___ ENTRIES

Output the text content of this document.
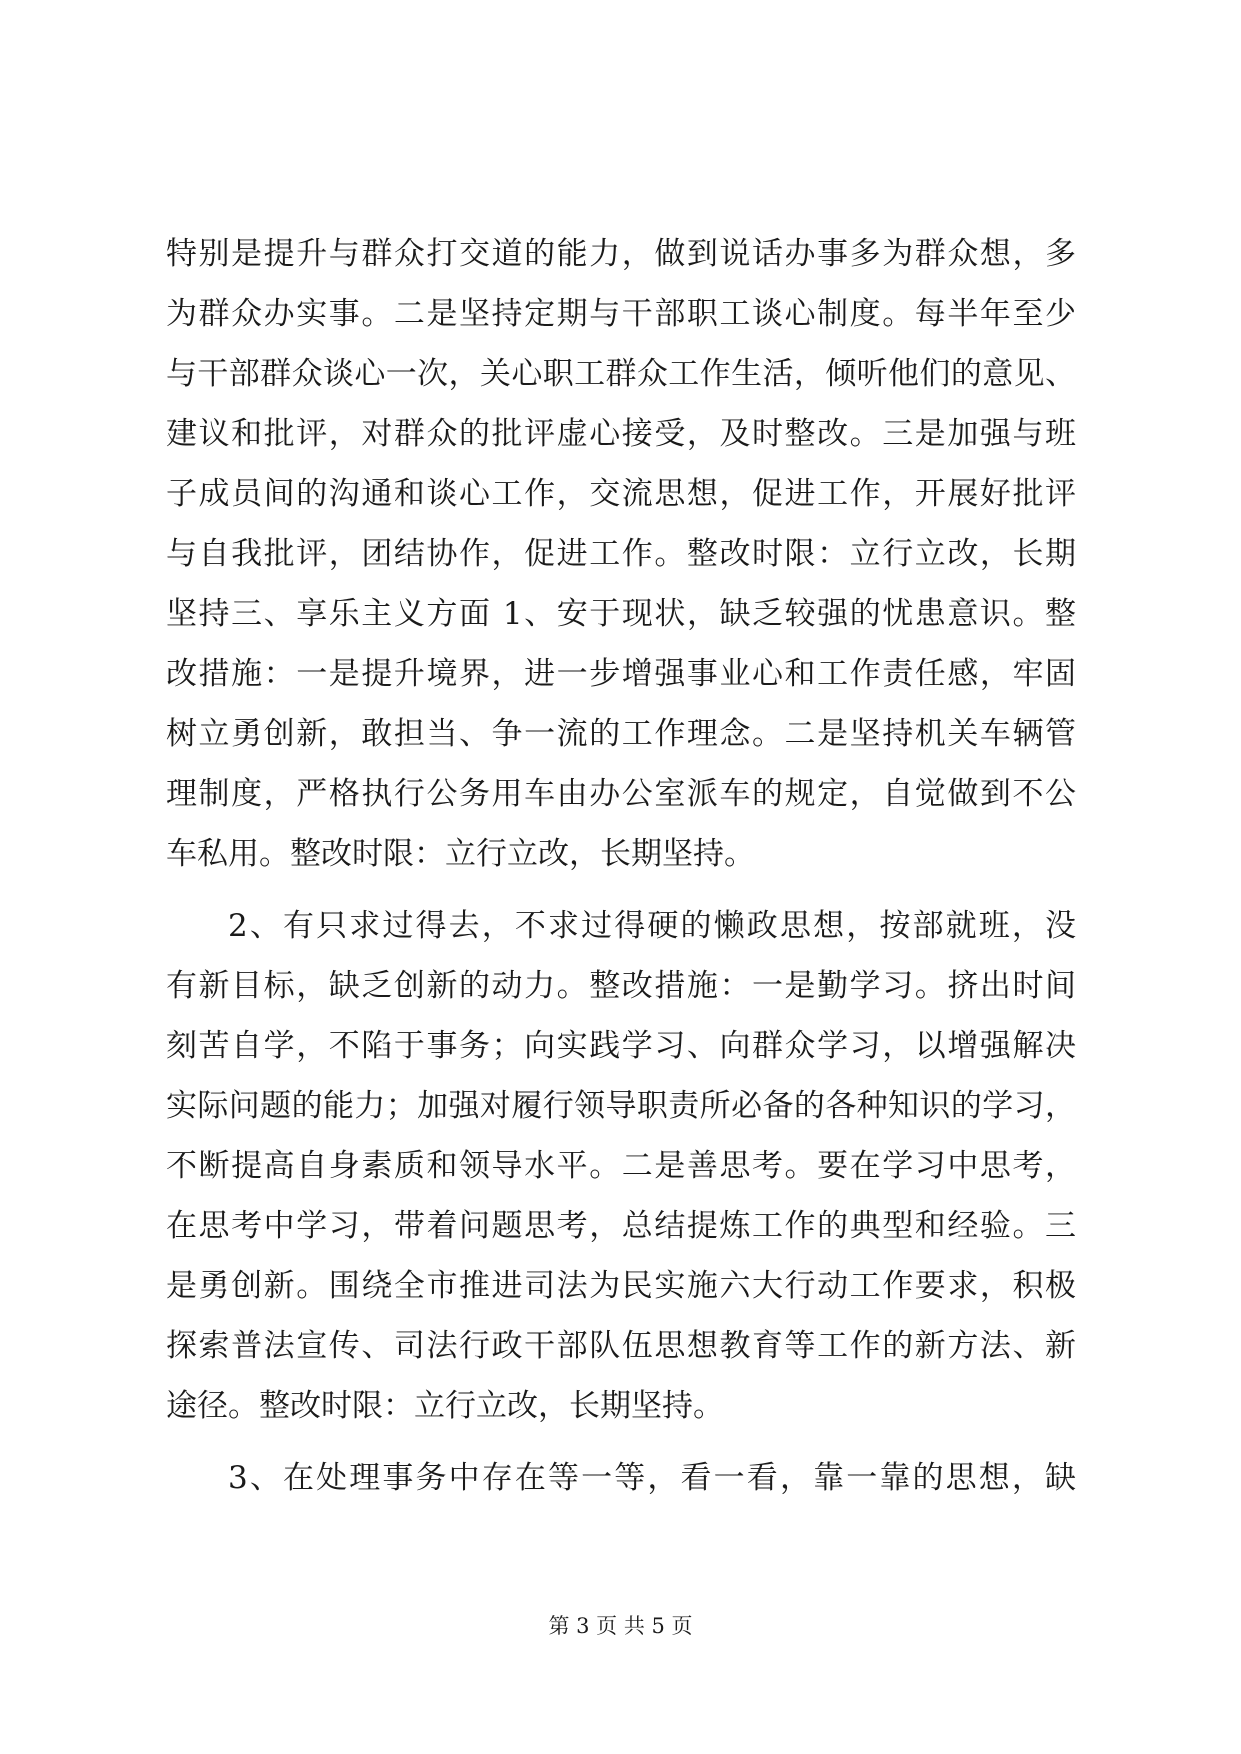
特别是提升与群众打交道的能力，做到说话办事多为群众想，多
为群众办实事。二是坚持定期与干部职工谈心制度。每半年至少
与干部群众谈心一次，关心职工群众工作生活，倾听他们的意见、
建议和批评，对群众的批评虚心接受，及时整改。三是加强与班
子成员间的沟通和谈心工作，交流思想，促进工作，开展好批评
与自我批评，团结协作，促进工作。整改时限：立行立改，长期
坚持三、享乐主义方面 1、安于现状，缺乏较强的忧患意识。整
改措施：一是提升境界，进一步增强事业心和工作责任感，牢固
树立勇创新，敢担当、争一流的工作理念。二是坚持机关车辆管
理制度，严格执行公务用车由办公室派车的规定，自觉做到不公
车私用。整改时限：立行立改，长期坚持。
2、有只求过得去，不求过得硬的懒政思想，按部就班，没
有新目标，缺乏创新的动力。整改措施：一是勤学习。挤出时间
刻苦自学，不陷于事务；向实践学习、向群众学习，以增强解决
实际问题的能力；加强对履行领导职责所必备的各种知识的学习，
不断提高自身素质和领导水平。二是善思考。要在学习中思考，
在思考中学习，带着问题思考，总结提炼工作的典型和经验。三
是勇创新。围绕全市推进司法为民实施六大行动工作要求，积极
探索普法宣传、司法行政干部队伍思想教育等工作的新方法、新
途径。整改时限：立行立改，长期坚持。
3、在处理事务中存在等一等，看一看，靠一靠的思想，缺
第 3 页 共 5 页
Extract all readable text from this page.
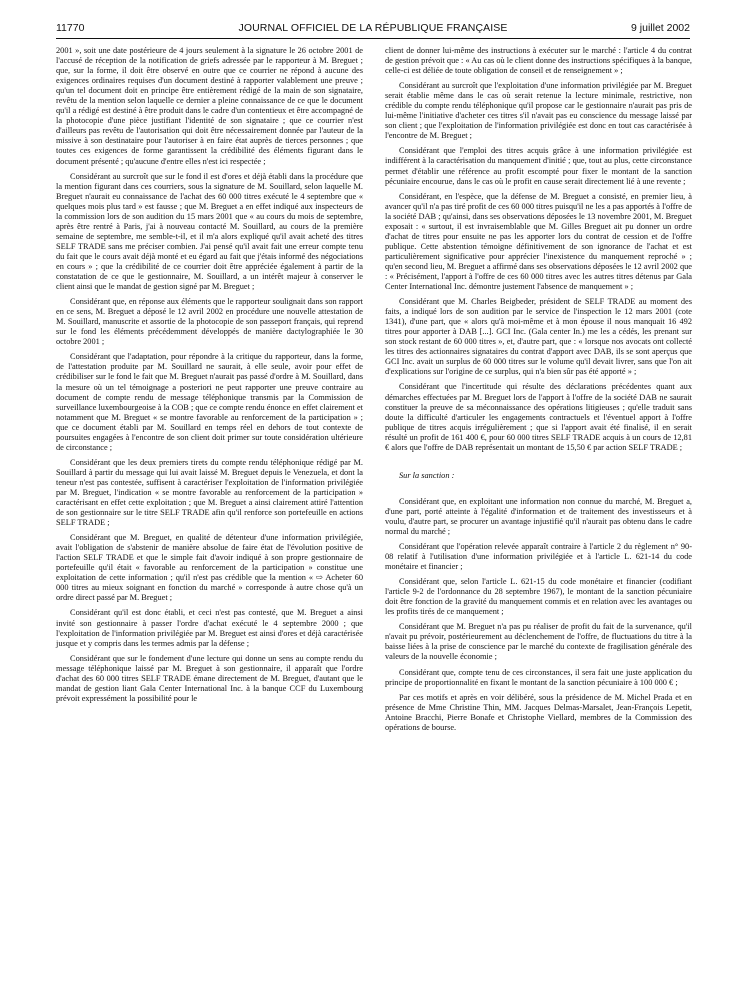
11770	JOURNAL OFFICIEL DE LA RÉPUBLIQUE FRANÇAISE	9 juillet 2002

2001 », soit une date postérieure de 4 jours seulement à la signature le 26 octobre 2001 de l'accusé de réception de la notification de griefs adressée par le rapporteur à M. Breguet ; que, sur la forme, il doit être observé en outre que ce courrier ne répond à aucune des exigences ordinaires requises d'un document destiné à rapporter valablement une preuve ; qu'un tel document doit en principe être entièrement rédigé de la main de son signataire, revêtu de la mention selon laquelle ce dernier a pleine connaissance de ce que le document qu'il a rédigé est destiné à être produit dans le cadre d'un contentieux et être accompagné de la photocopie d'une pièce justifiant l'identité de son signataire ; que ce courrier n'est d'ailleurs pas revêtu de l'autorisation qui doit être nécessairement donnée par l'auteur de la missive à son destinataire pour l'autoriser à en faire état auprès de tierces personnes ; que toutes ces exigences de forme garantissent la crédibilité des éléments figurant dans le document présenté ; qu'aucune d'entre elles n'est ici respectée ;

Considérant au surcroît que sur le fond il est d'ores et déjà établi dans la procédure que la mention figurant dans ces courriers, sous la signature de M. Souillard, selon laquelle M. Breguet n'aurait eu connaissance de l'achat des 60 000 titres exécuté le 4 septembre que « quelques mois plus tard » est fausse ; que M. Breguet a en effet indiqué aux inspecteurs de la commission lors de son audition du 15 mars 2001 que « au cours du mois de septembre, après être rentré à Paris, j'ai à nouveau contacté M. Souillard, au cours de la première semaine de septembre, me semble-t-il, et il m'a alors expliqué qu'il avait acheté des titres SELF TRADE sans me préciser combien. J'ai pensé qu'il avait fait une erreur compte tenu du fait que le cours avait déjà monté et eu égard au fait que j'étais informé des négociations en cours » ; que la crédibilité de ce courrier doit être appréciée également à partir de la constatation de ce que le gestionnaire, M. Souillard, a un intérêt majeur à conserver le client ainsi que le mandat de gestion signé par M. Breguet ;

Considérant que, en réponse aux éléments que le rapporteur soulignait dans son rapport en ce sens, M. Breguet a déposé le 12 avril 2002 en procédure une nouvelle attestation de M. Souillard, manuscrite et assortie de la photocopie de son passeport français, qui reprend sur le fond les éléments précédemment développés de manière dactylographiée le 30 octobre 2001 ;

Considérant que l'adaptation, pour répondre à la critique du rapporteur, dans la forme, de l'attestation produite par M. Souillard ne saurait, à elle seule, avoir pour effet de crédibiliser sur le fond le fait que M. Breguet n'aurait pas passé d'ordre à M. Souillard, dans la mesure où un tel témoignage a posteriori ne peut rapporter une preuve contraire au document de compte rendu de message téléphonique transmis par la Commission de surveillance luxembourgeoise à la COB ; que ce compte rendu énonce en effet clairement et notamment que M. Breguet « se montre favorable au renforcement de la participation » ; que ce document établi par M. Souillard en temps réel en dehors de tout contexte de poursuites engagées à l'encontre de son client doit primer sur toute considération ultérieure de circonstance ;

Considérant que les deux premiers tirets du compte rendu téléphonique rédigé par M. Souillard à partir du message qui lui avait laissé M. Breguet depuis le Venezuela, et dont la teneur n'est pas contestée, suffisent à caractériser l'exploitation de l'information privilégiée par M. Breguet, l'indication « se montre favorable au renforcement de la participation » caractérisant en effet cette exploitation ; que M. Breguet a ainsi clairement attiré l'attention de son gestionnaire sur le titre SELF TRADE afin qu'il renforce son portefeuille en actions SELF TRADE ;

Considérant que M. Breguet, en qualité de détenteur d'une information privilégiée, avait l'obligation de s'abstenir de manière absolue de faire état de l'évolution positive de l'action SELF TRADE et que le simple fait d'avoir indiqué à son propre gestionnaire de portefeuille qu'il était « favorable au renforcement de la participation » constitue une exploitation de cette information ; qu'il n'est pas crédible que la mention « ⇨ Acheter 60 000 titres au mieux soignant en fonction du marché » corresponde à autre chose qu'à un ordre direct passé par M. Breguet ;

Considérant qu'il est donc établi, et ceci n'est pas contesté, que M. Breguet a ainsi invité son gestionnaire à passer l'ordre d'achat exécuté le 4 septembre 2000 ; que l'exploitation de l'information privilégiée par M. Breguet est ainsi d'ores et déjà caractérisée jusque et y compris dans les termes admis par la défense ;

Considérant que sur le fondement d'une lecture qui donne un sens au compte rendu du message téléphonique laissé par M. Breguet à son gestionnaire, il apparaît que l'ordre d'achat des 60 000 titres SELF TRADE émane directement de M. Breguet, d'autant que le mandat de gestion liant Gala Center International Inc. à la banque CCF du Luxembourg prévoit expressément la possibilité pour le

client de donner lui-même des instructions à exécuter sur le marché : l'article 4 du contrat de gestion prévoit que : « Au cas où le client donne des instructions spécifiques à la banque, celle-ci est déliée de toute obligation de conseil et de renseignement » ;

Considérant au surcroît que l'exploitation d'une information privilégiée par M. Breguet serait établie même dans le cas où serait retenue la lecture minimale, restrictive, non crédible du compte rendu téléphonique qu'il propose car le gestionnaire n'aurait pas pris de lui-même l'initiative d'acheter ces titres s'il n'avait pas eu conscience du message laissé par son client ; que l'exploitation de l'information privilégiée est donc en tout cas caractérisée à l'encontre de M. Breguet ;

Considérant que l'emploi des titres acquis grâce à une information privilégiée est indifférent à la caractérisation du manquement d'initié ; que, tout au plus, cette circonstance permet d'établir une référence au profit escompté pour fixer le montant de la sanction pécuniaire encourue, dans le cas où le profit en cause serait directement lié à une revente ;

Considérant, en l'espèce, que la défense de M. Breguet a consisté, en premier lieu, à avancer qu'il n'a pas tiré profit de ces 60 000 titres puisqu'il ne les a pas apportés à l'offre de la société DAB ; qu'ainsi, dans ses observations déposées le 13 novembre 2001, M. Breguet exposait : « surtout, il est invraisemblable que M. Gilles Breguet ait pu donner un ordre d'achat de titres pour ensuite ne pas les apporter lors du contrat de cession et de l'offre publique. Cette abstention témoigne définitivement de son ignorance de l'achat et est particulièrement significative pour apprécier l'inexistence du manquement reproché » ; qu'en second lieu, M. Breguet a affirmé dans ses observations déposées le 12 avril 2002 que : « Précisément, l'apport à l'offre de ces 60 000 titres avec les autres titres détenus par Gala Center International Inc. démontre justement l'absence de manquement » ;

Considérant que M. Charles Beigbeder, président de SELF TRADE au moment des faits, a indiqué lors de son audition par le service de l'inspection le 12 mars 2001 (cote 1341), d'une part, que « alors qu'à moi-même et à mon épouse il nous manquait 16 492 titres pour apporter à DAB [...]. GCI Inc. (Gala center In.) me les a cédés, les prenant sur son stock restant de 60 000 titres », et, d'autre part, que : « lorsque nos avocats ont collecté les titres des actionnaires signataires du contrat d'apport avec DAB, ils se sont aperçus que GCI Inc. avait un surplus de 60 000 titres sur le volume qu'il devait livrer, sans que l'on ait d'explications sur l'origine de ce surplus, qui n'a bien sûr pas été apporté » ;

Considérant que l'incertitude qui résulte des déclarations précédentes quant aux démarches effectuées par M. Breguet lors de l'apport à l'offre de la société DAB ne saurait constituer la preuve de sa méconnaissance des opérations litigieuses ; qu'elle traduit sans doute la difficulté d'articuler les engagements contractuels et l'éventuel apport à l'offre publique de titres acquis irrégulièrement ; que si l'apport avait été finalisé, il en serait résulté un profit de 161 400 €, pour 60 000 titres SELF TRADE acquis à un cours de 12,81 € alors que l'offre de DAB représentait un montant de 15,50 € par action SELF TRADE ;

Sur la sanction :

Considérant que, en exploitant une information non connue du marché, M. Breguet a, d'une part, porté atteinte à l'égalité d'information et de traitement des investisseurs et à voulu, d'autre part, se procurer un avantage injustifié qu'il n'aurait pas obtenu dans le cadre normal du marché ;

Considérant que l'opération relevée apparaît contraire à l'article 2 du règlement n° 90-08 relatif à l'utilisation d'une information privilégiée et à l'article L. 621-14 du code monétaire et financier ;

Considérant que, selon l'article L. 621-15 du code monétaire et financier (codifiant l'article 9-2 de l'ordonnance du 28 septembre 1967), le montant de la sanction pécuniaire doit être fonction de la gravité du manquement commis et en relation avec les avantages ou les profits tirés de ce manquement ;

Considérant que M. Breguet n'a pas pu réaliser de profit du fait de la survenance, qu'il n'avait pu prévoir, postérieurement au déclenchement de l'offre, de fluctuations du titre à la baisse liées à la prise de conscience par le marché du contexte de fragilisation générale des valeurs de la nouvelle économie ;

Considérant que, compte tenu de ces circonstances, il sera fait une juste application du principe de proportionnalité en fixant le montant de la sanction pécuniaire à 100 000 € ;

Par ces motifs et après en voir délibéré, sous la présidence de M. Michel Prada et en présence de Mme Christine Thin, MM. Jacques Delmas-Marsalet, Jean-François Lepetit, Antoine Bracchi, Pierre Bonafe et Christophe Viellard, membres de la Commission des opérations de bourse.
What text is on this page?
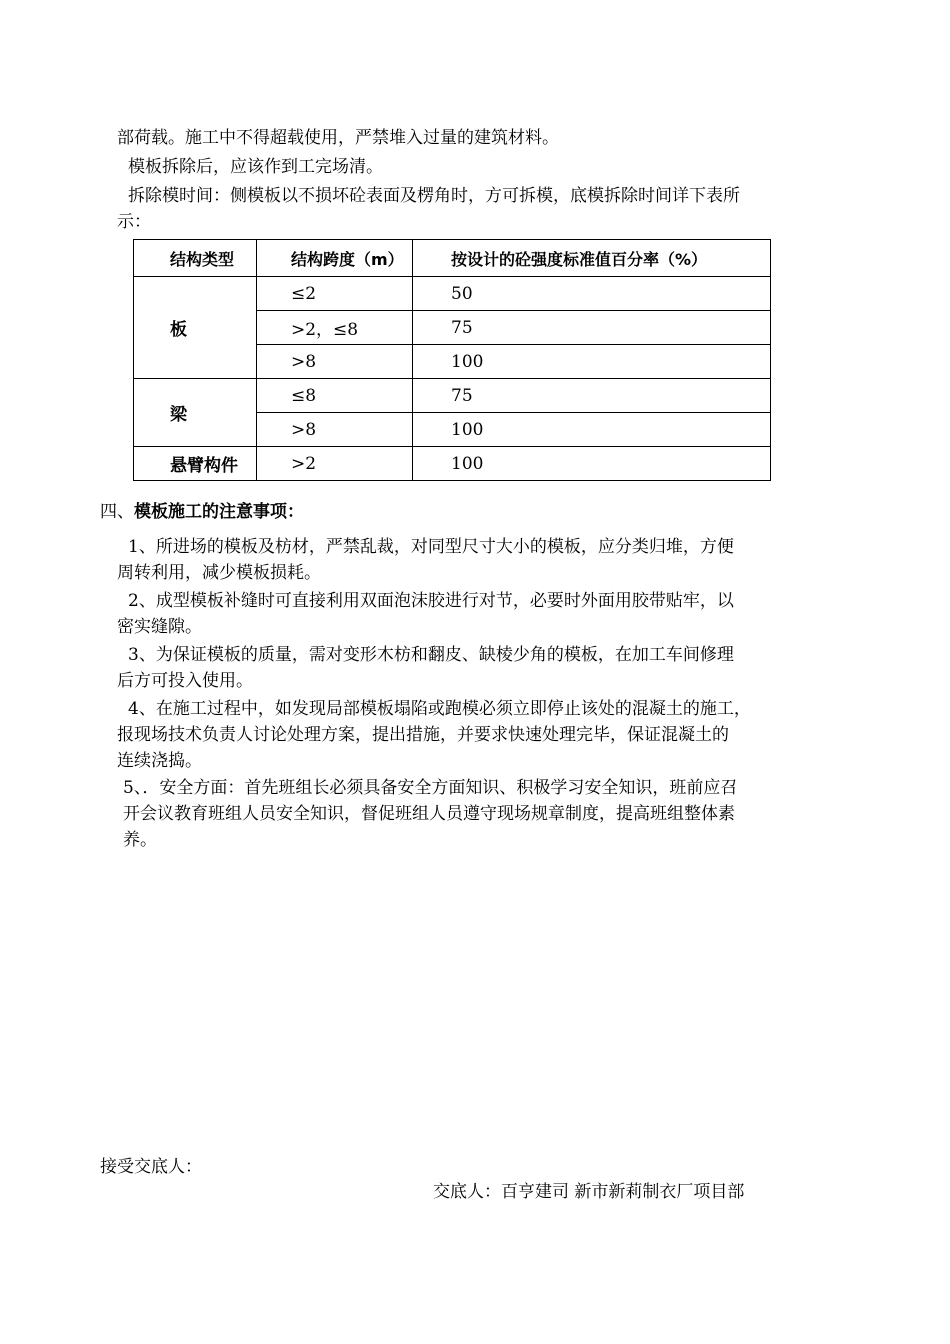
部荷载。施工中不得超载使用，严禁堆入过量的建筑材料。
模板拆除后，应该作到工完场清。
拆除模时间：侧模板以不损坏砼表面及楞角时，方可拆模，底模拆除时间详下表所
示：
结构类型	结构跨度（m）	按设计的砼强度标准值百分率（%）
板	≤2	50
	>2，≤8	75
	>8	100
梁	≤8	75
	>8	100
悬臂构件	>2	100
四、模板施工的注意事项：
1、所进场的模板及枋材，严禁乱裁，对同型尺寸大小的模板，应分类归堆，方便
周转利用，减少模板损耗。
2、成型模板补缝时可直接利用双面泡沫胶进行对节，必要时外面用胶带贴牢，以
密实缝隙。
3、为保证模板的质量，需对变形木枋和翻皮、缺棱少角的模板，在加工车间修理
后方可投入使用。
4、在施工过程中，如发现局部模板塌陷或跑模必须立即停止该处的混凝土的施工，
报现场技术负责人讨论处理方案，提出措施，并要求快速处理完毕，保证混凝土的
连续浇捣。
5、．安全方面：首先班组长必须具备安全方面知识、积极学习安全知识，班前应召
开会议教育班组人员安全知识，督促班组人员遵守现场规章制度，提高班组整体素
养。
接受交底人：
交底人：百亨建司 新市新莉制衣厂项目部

______

THE REQUEST
Drop the pictures, then reproduce exactly the lines from the one with "What text is on this page?" through the final line of the listing.

FINAL RESULT
What text is on this page?
部荷载。施工中不得超载使用，严禁堆入过量的建筑材料。
模板拆除后，应该作到工完场清。
拆除模时间：侧模板以不损坏砼表面及楞角时，方可拆模，底模拆除时间详下表所
示：
结构类型	结构跨度（m）	按设计的砼强度标准值百分率（%）
板	≤2	50
	>2，≤8	75
	>8	100
梁	≤8	75
	>8	100
悬臂构件	>2	100
四、模板施工的注意事项：
1、所进场的模板及枋材，严禁乱裁，对同型尺寸大小的模板，应分类归堆，方便
周转利用，减少模板损耗。
2、成型模板补缝时可直接利用双面泡沫胶进行对节，必要时外面用胶带贴牢，以
密实缝隙。
3、为保证模板的质量，需对变形木枋和翻皮、缺棱少角的模板，在加工车间修理
后方可投入使用。
4、在施工过程中，如发现局部模板塌陷或跑模必须立即停止该处的混凝土的施工，
报现场技术负责人讨论处理方案，提出措施，并要求快速处理完毕，保证混凝土的
连续浇捣。
5、．安全方面：首先班组长必须具备安全方面知识、积极学习安全知识，班前应召
开会议教育班组人员安全知识，督促班组人员遵守现场规章制度，提高班组整体素
养。
接受交底人：
交底人：百亨建司 新市新莉制衣厂项目部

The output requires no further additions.